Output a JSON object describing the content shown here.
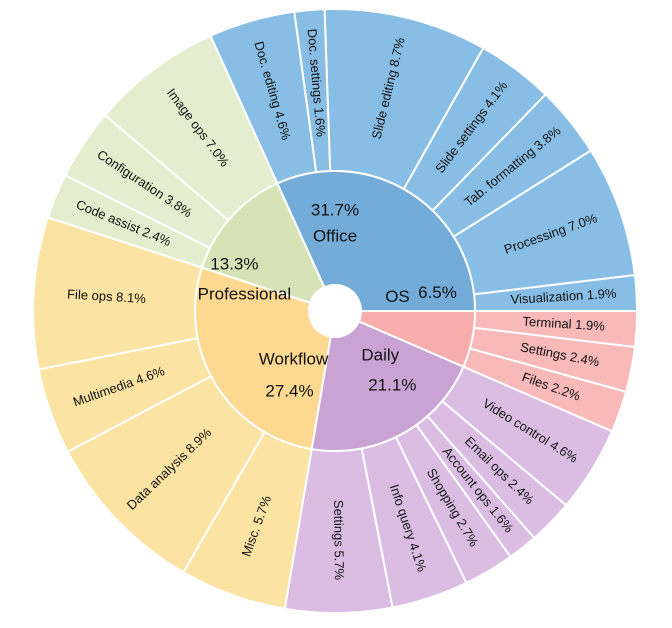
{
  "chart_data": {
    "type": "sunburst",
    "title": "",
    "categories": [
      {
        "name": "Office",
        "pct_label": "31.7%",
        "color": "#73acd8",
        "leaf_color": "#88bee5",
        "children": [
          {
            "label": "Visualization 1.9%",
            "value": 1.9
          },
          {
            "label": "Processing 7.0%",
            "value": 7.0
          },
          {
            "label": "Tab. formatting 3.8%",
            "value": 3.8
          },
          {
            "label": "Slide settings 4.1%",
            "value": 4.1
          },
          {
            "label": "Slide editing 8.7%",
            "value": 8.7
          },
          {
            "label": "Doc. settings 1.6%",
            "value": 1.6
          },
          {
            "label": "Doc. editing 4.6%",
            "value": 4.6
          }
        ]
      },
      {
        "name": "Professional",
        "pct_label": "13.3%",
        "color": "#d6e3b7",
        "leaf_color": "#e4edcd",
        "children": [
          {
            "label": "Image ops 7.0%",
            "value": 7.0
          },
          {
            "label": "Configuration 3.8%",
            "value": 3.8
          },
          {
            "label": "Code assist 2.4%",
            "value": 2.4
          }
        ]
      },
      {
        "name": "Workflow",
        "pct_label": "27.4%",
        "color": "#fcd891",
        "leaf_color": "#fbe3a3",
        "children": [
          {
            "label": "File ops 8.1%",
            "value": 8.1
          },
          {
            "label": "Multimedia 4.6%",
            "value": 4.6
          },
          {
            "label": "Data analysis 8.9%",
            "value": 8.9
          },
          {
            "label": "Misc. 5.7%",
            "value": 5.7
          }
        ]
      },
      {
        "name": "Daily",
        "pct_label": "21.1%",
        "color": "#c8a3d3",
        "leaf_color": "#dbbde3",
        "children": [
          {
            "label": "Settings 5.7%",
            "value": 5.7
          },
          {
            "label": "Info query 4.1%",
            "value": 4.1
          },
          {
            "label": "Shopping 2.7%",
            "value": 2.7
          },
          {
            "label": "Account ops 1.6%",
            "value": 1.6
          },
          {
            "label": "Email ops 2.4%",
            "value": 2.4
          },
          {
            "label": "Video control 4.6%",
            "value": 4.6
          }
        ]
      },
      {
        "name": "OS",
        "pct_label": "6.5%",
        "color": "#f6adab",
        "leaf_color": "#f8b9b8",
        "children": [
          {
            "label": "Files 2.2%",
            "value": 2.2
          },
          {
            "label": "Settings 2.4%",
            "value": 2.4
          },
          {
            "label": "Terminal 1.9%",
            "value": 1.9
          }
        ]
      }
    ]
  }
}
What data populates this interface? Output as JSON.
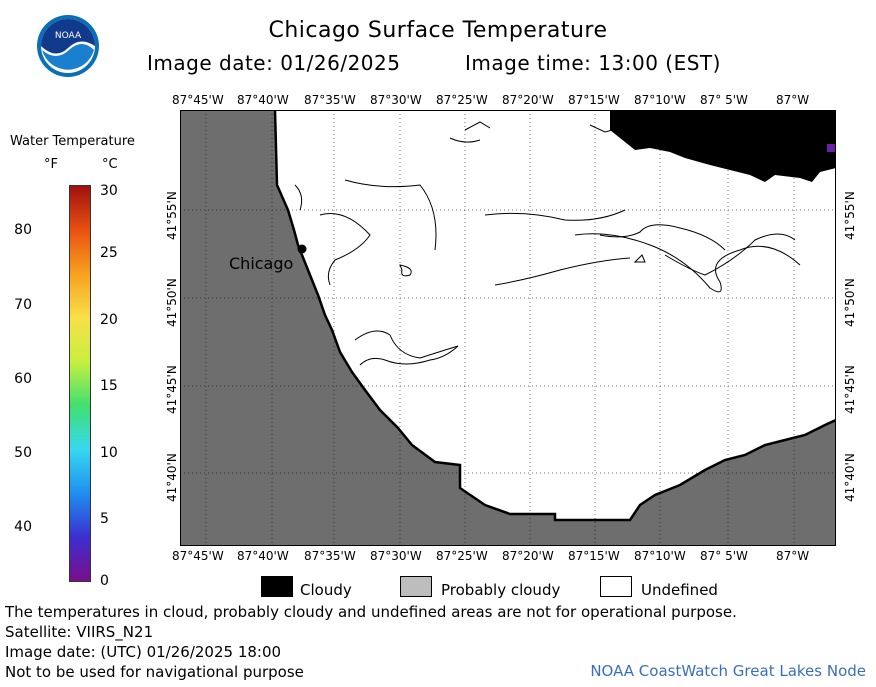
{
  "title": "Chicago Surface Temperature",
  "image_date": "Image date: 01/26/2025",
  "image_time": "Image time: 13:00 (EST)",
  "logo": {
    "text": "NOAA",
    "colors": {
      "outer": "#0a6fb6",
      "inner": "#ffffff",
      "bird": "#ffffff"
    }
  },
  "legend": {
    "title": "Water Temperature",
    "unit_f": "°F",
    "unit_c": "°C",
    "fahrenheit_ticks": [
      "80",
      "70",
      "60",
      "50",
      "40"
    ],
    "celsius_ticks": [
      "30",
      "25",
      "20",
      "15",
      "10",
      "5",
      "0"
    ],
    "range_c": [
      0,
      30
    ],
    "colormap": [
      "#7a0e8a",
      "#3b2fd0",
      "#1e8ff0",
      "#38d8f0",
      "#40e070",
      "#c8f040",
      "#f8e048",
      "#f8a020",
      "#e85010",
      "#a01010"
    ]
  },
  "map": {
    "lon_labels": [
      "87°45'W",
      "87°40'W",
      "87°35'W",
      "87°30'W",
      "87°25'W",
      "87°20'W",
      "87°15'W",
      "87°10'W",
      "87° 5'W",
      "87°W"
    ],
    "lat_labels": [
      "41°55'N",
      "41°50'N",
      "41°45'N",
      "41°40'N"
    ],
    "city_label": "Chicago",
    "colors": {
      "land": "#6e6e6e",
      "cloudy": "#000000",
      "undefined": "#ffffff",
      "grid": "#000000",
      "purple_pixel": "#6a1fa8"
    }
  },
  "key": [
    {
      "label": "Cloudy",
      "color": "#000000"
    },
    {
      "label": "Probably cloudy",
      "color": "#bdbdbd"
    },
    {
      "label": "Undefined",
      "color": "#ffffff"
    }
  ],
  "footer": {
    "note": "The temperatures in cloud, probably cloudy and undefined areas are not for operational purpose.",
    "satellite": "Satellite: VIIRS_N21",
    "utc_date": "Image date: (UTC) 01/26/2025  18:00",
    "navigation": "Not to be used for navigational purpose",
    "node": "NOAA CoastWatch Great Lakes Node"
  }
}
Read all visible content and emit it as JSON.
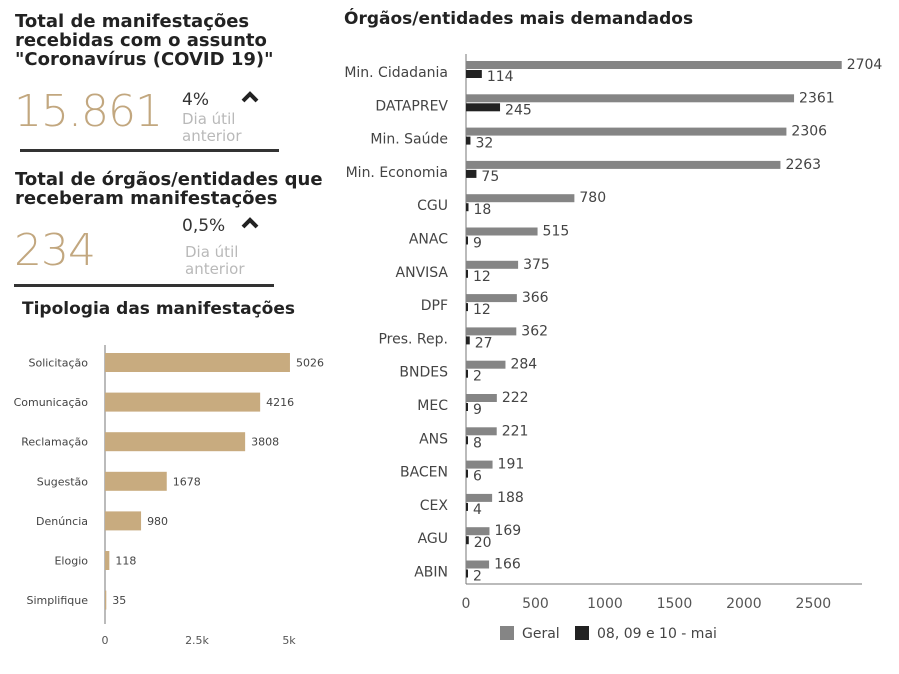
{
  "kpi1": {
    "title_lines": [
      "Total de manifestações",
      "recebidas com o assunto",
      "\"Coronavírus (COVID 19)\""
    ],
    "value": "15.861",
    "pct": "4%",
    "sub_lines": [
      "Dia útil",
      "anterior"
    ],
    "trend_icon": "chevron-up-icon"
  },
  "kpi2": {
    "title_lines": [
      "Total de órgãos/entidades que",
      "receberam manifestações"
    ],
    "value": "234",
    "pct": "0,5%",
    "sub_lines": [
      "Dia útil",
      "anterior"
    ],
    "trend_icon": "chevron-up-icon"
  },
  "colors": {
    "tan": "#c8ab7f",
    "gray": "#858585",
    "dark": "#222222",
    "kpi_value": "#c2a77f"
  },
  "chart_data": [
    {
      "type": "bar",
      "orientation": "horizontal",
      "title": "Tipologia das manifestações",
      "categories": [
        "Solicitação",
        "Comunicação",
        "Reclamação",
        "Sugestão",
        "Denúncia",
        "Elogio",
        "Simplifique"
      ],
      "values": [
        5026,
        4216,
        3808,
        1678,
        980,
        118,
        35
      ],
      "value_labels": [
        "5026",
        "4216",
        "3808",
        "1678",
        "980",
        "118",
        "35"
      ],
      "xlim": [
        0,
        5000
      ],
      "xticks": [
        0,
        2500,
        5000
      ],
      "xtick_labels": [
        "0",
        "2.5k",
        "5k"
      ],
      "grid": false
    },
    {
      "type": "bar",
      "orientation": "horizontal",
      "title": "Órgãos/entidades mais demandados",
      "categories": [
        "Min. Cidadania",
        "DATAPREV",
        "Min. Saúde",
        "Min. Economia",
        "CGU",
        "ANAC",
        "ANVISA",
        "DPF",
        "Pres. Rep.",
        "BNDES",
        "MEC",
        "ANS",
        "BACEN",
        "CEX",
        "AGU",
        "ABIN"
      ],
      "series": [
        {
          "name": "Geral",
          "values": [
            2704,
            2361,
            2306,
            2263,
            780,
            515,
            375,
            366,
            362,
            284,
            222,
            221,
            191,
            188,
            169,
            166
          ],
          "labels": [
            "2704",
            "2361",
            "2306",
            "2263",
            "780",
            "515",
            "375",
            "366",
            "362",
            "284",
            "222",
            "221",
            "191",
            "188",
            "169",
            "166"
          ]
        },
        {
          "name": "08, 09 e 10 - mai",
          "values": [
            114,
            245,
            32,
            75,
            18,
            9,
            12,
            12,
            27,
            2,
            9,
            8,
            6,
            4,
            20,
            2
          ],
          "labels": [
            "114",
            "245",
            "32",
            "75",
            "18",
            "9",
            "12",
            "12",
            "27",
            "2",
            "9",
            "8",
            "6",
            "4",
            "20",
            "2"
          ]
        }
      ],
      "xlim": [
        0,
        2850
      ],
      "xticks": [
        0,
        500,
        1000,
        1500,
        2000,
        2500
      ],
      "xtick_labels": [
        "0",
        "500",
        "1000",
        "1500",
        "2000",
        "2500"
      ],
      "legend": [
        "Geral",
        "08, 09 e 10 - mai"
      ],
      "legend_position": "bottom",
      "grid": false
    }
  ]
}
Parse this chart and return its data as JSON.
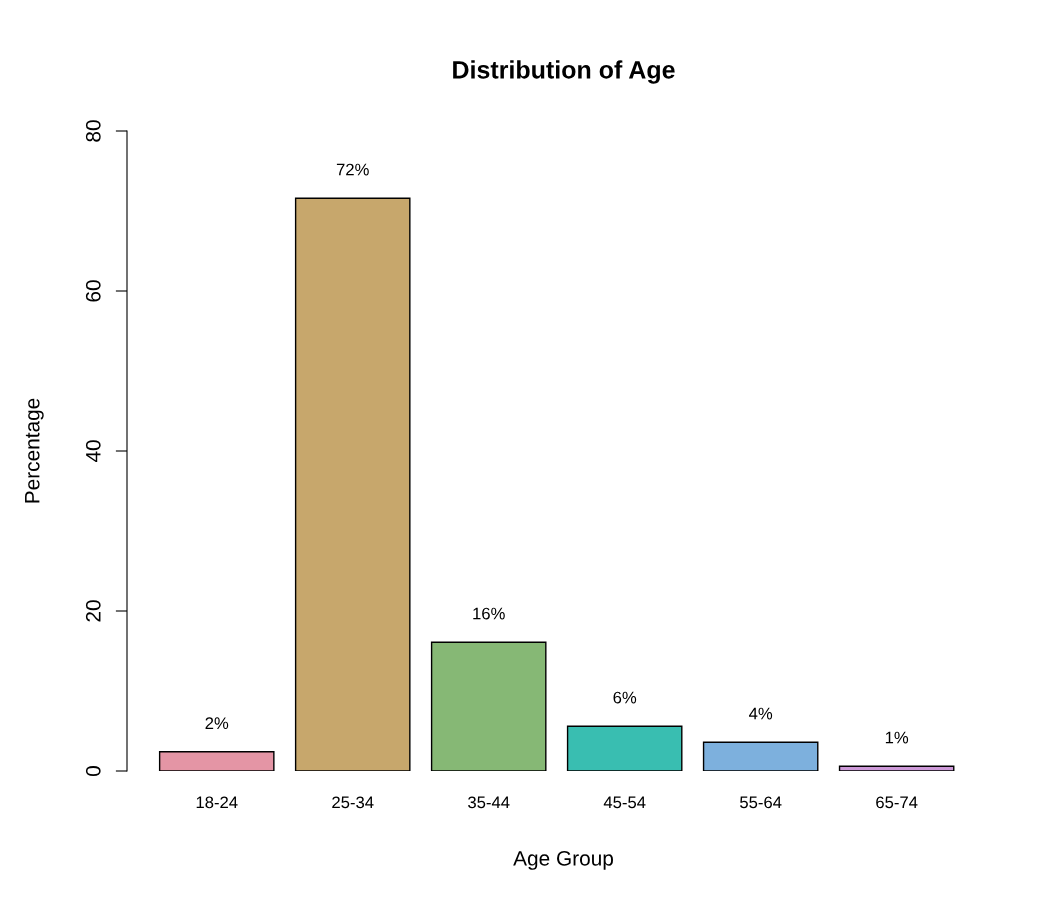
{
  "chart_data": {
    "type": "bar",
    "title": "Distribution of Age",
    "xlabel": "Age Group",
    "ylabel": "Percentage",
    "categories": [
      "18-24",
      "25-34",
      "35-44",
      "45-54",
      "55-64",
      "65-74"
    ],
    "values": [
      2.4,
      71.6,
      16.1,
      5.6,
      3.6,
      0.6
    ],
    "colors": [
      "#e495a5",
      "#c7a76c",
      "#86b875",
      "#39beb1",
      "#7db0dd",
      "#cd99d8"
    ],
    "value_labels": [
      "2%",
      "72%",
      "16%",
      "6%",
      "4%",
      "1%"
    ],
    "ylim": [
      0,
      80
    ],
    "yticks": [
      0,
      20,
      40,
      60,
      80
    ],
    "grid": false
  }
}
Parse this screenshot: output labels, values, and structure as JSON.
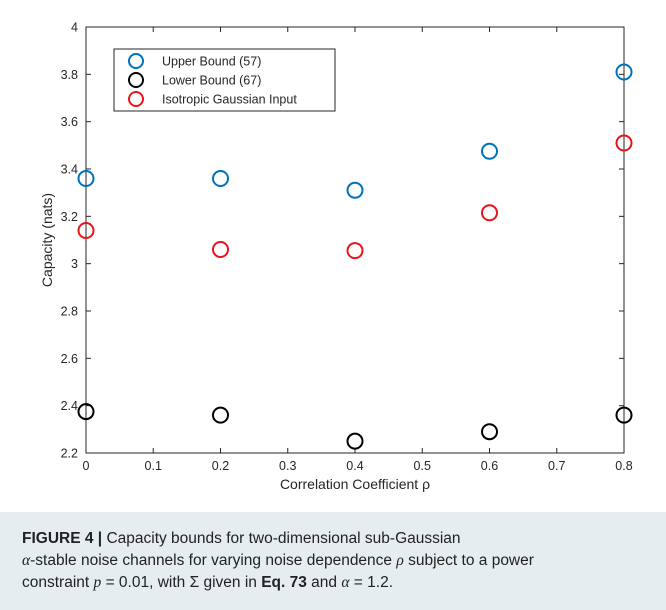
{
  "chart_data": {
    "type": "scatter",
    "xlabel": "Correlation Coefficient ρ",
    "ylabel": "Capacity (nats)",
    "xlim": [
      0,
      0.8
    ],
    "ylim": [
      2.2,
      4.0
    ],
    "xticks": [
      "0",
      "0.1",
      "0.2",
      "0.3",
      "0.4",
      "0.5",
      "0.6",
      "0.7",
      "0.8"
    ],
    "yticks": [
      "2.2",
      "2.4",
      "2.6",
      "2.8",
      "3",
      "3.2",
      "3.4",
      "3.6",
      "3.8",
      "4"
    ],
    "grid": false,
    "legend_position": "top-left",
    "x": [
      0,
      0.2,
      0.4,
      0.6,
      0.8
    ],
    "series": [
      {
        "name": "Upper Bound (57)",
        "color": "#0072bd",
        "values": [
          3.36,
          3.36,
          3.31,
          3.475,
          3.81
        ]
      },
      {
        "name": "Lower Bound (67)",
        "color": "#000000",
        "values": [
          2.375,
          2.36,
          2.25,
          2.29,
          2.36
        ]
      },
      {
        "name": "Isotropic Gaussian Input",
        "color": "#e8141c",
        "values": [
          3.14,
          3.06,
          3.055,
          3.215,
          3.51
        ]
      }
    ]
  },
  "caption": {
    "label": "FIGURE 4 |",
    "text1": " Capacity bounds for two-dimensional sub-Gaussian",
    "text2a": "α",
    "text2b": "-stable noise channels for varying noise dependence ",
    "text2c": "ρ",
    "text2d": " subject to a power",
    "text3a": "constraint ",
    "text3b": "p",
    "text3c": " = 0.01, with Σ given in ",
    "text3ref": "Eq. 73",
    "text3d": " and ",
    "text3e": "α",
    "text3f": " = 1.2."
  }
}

- - - - - - -

GOAL:
Find the count of lines in the data above where the string "ylabel" occurs. Provide that number alone.

WORKED ANSWER:
2